**Work to do**
Give only the number of lines in the data that include the string "Областной".

/---

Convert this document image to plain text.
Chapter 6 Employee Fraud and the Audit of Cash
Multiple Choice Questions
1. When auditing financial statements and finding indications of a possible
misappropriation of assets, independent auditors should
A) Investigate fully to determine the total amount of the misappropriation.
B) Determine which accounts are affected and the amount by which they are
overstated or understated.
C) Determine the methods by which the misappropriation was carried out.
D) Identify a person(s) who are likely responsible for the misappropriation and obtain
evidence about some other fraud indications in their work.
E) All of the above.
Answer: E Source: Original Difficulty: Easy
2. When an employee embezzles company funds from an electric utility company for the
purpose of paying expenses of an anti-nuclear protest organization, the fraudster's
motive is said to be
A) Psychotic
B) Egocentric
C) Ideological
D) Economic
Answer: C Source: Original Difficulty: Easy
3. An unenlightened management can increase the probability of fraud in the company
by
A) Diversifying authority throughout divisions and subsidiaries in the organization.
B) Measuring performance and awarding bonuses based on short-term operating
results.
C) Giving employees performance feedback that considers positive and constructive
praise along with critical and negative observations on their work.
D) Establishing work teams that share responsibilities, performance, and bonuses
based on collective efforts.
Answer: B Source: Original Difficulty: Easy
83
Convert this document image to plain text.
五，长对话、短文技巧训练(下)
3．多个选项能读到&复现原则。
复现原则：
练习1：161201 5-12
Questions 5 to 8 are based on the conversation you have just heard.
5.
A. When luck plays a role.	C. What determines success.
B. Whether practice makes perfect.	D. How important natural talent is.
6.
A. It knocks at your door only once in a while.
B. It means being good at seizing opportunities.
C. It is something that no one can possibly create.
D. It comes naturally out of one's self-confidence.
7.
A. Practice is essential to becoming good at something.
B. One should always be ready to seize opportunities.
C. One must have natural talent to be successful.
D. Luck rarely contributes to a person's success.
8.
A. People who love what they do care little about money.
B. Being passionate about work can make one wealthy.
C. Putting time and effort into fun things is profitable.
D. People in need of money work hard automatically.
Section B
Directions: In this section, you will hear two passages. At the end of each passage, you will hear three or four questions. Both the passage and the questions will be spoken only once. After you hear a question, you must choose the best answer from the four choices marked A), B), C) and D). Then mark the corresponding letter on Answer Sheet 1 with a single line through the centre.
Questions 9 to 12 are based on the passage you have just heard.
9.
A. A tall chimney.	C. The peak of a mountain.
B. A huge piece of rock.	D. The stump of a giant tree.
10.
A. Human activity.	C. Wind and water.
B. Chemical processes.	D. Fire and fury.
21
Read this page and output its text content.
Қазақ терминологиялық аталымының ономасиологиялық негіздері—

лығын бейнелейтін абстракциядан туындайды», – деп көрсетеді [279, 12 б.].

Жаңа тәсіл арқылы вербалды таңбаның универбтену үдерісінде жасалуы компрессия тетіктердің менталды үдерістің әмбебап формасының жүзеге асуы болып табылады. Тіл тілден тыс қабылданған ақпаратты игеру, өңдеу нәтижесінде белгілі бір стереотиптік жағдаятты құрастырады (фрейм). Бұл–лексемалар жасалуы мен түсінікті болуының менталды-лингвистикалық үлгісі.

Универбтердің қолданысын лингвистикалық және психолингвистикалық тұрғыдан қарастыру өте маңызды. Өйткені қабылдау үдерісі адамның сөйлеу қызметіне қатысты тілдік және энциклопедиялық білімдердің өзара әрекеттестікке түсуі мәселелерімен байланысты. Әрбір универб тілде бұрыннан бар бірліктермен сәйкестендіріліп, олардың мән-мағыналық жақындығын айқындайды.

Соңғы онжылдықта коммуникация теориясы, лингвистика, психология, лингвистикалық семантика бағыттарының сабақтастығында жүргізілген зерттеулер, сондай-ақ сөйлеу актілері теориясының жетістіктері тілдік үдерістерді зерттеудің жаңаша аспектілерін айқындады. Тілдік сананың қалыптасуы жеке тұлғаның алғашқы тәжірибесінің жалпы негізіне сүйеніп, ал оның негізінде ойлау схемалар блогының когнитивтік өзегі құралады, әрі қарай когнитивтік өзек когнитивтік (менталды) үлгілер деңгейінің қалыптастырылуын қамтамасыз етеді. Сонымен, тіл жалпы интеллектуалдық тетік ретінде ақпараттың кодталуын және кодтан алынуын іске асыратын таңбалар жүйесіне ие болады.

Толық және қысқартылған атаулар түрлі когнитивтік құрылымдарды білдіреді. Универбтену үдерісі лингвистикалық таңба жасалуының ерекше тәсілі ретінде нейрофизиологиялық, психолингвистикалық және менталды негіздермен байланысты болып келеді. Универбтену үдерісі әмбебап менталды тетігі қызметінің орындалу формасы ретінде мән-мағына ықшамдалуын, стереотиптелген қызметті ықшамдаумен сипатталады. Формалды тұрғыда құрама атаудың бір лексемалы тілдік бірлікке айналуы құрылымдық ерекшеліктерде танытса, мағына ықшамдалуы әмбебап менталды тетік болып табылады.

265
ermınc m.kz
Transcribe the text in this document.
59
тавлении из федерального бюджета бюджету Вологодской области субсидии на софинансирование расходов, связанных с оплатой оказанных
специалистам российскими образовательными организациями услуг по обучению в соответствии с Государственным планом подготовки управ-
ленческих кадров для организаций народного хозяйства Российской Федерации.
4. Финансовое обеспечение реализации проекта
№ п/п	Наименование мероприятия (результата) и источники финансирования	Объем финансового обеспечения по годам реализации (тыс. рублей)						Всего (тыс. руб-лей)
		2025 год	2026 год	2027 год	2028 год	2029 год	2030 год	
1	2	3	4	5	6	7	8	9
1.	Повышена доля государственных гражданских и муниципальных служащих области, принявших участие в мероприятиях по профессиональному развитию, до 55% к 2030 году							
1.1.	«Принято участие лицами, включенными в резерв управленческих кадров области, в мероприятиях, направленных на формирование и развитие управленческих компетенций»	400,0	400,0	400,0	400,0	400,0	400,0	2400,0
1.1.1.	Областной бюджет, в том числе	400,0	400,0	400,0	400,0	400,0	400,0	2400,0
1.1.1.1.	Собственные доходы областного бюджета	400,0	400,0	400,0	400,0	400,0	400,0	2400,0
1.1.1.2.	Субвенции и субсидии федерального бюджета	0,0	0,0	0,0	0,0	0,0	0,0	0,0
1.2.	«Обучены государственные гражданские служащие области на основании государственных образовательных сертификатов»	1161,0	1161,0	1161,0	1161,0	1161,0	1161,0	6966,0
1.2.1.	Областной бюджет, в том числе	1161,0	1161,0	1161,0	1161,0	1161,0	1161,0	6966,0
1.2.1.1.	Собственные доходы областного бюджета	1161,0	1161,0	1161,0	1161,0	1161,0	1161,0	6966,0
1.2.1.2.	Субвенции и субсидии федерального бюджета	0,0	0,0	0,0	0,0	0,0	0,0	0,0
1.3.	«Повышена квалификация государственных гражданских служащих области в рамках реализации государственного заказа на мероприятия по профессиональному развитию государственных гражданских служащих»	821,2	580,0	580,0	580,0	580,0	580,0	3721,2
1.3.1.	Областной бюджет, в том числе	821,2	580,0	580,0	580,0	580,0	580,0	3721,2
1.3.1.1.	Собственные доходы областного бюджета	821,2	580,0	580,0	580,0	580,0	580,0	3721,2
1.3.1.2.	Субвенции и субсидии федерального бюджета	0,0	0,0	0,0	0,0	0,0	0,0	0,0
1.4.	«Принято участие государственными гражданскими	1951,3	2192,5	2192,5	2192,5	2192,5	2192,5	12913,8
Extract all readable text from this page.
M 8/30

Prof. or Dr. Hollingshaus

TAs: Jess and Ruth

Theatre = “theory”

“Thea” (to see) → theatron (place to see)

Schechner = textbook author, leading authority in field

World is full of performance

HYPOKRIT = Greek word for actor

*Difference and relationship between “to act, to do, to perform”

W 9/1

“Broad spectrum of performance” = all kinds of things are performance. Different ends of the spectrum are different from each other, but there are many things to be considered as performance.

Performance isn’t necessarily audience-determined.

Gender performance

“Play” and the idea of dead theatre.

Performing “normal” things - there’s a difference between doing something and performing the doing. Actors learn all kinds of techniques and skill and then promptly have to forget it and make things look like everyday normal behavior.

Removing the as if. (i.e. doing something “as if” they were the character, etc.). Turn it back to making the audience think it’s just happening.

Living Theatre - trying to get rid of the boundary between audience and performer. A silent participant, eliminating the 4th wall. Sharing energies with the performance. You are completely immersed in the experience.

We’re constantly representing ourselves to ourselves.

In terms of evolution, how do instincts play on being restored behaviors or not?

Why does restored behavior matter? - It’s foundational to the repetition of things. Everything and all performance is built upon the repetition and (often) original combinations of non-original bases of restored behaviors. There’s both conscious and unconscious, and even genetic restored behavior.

\---

**The reply**
3